**Stored records**
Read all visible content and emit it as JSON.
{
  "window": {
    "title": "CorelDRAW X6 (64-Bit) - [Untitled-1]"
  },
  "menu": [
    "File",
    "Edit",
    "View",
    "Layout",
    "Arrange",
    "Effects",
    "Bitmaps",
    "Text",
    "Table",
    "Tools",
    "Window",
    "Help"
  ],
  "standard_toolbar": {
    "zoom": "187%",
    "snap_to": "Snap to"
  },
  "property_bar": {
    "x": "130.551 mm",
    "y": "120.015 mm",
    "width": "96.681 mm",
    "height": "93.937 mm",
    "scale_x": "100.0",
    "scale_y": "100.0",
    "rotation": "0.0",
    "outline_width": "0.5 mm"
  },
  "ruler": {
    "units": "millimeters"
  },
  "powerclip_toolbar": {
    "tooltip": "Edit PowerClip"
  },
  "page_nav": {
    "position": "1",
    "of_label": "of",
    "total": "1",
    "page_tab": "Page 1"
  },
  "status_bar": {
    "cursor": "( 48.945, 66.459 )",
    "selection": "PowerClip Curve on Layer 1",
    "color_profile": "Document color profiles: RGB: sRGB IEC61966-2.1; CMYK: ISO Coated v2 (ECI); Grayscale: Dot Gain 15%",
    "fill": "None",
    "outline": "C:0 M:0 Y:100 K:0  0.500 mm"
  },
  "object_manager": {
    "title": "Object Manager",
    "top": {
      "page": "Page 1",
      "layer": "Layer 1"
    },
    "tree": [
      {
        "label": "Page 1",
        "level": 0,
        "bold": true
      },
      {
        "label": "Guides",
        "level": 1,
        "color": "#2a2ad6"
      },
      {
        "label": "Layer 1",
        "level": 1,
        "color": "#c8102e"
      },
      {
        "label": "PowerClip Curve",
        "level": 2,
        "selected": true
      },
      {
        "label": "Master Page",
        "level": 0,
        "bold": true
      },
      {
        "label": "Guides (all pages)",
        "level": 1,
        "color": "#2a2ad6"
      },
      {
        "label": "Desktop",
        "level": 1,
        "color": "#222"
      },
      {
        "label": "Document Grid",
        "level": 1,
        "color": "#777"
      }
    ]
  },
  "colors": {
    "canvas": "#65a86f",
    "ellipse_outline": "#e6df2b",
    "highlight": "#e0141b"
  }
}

**Task**
Copy, from the material, each line that holds the string "Curve".

**Final answer**
    "selection": "PowerClip Curve on Layer 1",
        "label": "PowerClip Curve",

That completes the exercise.